--- Start MATERIAL SUPPLIED ---

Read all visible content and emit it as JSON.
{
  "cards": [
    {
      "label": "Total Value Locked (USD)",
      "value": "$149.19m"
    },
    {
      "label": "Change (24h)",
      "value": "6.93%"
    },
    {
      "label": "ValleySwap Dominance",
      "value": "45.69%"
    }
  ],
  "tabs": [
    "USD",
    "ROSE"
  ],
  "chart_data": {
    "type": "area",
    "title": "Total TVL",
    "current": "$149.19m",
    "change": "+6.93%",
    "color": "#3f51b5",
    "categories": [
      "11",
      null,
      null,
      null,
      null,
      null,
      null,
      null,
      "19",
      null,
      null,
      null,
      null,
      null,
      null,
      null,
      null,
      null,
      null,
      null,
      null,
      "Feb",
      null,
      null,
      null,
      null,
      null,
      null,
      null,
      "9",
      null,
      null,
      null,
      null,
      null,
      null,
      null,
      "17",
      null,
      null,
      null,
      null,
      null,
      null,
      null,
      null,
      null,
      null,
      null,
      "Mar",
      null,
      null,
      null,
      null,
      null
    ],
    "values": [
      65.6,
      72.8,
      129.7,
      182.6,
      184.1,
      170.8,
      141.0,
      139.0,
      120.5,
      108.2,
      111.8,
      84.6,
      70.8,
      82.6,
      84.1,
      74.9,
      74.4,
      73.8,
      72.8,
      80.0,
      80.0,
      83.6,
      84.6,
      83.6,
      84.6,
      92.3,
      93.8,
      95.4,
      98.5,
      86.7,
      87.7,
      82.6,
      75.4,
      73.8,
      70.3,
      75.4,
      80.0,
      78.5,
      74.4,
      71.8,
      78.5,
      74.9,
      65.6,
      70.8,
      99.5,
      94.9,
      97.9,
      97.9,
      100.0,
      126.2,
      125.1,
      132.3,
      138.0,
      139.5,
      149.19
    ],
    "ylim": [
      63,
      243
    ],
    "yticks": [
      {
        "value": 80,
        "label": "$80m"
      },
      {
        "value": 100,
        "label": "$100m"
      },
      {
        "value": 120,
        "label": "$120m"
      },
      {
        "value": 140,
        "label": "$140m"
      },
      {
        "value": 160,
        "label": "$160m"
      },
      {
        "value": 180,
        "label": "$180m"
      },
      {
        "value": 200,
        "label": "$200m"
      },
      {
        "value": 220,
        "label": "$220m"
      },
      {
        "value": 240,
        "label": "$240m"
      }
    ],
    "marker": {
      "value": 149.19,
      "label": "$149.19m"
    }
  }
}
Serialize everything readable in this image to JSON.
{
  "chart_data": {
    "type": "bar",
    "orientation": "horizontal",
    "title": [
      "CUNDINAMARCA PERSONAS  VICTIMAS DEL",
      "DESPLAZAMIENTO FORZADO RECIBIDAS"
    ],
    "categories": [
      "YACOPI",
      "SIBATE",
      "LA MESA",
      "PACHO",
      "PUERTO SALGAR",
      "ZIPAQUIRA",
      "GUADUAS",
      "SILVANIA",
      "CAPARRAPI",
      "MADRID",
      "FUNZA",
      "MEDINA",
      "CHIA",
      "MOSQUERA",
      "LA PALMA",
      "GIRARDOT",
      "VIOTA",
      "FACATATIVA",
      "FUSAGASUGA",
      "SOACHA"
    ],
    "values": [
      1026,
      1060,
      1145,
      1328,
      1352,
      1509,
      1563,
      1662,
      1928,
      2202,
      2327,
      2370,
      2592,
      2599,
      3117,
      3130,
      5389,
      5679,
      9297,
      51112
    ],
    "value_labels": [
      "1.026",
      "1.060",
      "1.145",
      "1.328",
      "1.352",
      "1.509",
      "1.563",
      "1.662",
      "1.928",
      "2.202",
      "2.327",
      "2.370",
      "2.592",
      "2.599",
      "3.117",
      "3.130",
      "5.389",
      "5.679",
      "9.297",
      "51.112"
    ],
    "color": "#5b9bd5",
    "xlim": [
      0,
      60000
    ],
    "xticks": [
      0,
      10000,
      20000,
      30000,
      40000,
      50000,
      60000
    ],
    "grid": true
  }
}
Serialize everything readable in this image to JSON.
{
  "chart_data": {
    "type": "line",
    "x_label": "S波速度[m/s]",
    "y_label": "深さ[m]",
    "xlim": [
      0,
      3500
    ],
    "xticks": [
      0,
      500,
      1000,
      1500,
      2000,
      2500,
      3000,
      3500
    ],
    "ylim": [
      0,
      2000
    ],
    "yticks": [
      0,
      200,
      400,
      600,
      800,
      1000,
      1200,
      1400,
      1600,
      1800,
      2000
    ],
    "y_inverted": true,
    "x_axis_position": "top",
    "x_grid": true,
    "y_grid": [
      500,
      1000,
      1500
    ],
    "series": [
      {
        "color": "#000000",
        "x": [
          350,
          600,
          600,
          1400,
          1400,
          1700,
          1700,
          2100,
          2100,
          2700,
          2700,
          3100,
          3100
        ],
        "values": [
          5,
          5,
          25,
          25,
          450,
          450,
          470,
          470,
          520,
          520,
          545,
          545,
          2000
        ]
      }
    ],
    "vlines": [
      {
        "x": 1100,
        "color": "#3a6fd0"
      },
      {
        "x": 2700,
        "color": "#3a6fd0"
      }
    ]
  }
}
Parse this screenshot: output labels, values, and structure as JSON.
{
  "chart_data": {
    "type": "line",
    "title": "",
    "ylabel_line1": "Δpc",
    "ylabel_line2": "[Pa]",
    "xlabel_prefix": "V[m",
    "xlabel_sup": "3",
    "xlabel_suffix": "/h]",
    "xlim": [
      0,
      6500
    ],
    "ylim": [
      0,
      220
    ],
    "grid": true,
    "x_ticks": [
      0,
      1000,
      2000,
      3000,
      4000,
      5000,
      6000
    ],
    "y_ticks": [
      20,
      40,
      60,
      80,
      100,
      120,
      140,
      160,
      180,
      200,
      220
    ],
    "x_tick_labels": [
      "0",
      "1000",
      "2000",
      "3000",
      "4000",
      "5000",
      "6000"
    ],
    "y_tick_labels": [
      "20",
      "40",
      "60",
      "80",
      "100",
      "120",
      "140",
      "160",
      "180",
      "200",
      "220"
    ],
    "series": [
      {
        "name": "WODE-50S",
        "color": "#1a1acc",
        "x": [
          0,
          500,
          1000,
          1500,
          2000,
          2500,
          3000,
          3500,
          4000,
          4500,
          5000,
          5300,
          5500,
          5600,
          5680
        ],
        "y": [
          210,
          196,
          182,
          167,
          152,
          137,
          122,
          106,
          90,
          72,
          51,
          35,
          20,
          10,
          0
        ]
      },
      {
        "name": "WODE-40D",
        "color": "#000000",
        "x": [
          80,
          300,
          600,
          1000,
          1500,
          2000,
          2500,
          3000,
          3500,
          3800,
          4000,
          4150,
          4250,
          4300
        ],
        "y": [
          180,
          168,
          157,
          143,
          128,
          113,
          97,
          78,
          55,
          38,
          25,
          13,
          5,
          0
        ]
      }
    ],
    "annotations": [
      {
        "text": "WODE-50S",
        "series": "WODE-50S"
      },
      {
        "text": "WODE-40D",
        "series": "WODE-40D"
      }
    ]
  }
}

--- End MATERIAL SUPPLIED ---

**PROBLEM DETAILS**
The data above must be returned in full, exactly as written.

**FULL SOLUTION**
Read all visible content and emit it as JSON.
{
  "cards": [
    {
      "label": "Total Value Locked (USD)",
      "value": "$149.19m"
    },
    {
      "label": "Change (24h)",
      "value": "6.93%"
    },
    {
      "label": "ValleySwap Dominance",
      "value": "45.69%"
    }
  ],
  "tabs": [
    "USD",
    "ROSE"
  ],
  "chart_data": {
    "type": "area",
    "title": "Total TVL",
    "current": "$149.19m",
    "change": "+6.93%",
    "color": "#3f51b5",
    "categories": [
      "11",
      null,
      null,
      null,
      null,
      null,
      null,
      null,
      "19",
      null,
      null,
      null,
      null,
      null,
      null,
      null,
      null,
      null,
      null,
      null,
      null,
      "Feb",
      null,
      null,
      null,
      null,
      null,
      null,
      null,
      "9",
      null,
      null,
      null,
      null,
      null,
      null,
      null,
      "17",
      null,
      null,
      null,
      null,
      null,
      null,
      null,
      null,
      null,
      null,
      null,
      "Mar",
      null,
      null,
      null,
      null,
      null
    ],
    "values": [
      65.6,
      72.8,
      129.7,
      182.6,
      184.1,
      170.8,
      141.0,
      139.0,
      120.5,
      108.2,
      111.8,
      84.6,
      70.8,
      82.6,
      84.1,
      74.9,
      74.4,
      73.8,
      72.8,
      80.0,
      80.0,
      83.6,
      84.6,
      83.6,
      84.6,
      92.3,
      93.8,
      95.4,
      98.5,
      86.7,
      87.7,
      82.6,
      75.4,
      73.8,
      70.3,
      75.4,
      80.0,
      78.5,
      74.4,
      71.8,
      78.5,
      74.9,
      65.6,
      70.8,
      99.5,
      94.9,
      97.9,
      97.9,
      100.0,
      126.2,
      125.1,
      132.3,
      138.0,
      139.5,
      149.19
    ],
    "ylim": [
      63,
      243
    ],
    "yticks": [
      {
        "value": 80,
        "label": "$80m"
      },
      {
        "value": 100,
        "label": "$100m"
      },
      {
        "value": 120,
        "label": "$120m"
      },
      {
        "value": 140,
        "label": "$140m"
      },
      {
        "value": 160,
        "label": "$160m"
      },
      {
        "value": 180,
        "label": "$180m"
      },
      {
        "value": 200,
        "label": "$200m"
      },
      {
        "value": 220,
        "label": "$220m"
      },
      {
        "value": 240,
        "label": "$240m"
      }
    ],
    "marker": {
      "value": 149.19,
      "label": "$149.19m"
    }
  }
}
Serialize everything readable in this image to JSON.
{
  "chart_data": {
    "type": "bar",
    "orientation": "horizontal",
    "title": [
      "CUNDINAMARCA PERSONAS  VICTIMAS DEL",
      "DESPLAZAMIENTO FORZADO RECIBIDAS"
    ],
    "categories": [
      "YACOPI",
      "SIBATE",
      "LA MESA",
      "PACHO",
      "PUERTO SALGAR",
      "ZIPAQUIRA",
      "GUADUAS",
      "SILVANIA",
      "CAPARRAPI",
      "MADRID",
      "FUNZA",
      "MEDINA",
      "CHIA",
      "MOSQUERA",
      "LA PALMA",
      "GIRARDOT",
      "VIOTA",
      "FACATATIVA",
      "FUSAGASUGA",
      "SOACHA"
    ],
    "values": [
      1026,
      1060,
      1145,
      1328,
      1352,
      1509,
      1563,
      1662,
      1928,
      2202,
      2327,
      2370,
      2592,
      2599,
      3117,
      3130,
      5389,
      5679,
      9297,
      51112
    ],
    "value_labels": [
      "1.026",
      "1.060",
      "1.145",
      "1.328",
      "1.352",
      "1.509",
      "1.563",
      "1.662",
      "1.928",
      "2.202",
      "2.327",
      "2.370",
      "2.592",
      "2.599",
      "3.117",
      "3.130",
      "5.389",
      "5.679",
      "9.297",
      "51.112"
    ],
    "color": "#5b9bd5",
    "xlim": [
      0,
      60000
    ],
    "xticks": [
      0,
      10000,
      20000,
      30000,
      40000,
      50000,
      60000
    ],
    "grid": true
  }
}
Serialize everything readable in this image to JSON.
{
  "chart_data": {
    "type": "line",
    "x_label": "S波速度[m/s]",
    "y_label": "深さ[m]",
    "xlim": [
      0,
      3500
    ],
    "xticks": [
      0,
      500,
      1000,
      1500,
      2000,
      2500,
      3000,
      3500
    ],
    "ylim": [
      0,
      2000
    ],
    "yticks": [
      0,
      200,
      400,
      600,
      800,
      1000,
      1200,
      1400,
      1600,
      1800,
      2000
    ],
    "y_inverted": true,
    "x_axis_position": "top",
    "x_grid": true,
    "y_grid": [
      500,
      1000,
      1500
    ],
    "series": [
      {
        "color": "#000000",
        "x": [
          350,
          600,
          600,
          1400,
          1400,
          1700,
          1700,
          2100,
          2100,
          2700,
          2700,
          3100,
          3100
        ],
        "values": [
          5,
          5,
          25,
          25,
          450,
          450,
          470,
          470,
          520,
          520,
          545,
          545,
          2000
        ]
      }
    ],
    "vlines": [
      {
        "x": 1100,
        "color": "#3a6fd0"
      },
      {
        "x": 2700,
        "color": "#3a6fd0"
      }
    ]
  }
}
Parse this screenshot: output labels, values, and structure as JSON.
{
  "chart_data": {
    "type": "line",
    "title": "",
    "ylabel_line1": "Δpc",
    "ylabel_line2": "[Pa]",
    "xlabel_prefix": "V[m",
    "xlabel_sup": "3",
    "xlabel_suffix": "/h]",
    "xlim": [
      0,
      6500
    ],
    "ylim": [
      0,
      220
    ],
    "grid": true,
    "x_ticks": [
      0,
      1000,
      2000,
      3000,
      4000,
      5000,
      6000
    ],
    "y_ticks": [
      20,
      40,
      60,
      80,
      100,
      120,
      140,
      160,
      180,
      200,
      220
    ],
    "x_tick_labels": [
      "0",
      "1000",
      "2000",
      "3000",
      "4000",
      "5000",
      "6000"
    ],
    "y_tick_labels": [
      "20",
      "40",
      "60",
      "80",
      "100",
      "120",
      "140",
      "160",
      "180",
      "200",
      "220"
    ],
    "series": [
      {
        "name": "WODE-50S",
        "color": "#1a1acc",
        "x": [
          0,
          500,
          1000,
          1500,
          2000,
          2500,
          3000,
          3500,
          4000,
          4500,
          5000,
          5300,
          5500,
          5600,
          5680
        ],
        "y": [
          210,
          196,
          182,
          167,
          152,
          137,
          122,
          106,
          90,
          72,
          51,
          35,
          20,
          10,
          0
        ]
      },
      {
        "name": "WODE-40D",
        "color": "#000000",
        "x": [
          80,
          300,
          600,
          1000,
          1500,
          2000,
          2500,
          3000,
          3500,
          3800,
          4000,
          4150,
          4250,
          4300
        ],
        "y": [
          180,
          168,
          157,
          143,
          128,
          113,
          97,
          78,
          55,
          38,
          25,
          13,
          5,
          0
        ]
      }
    ],
    "annotations": [
      {
        "text": "WODE-50S",
        "series": "WODE-50S"
      },
      {
        "text": "WODE-40D",
        "series": "WODE-40D"
      }
    ]
  }
}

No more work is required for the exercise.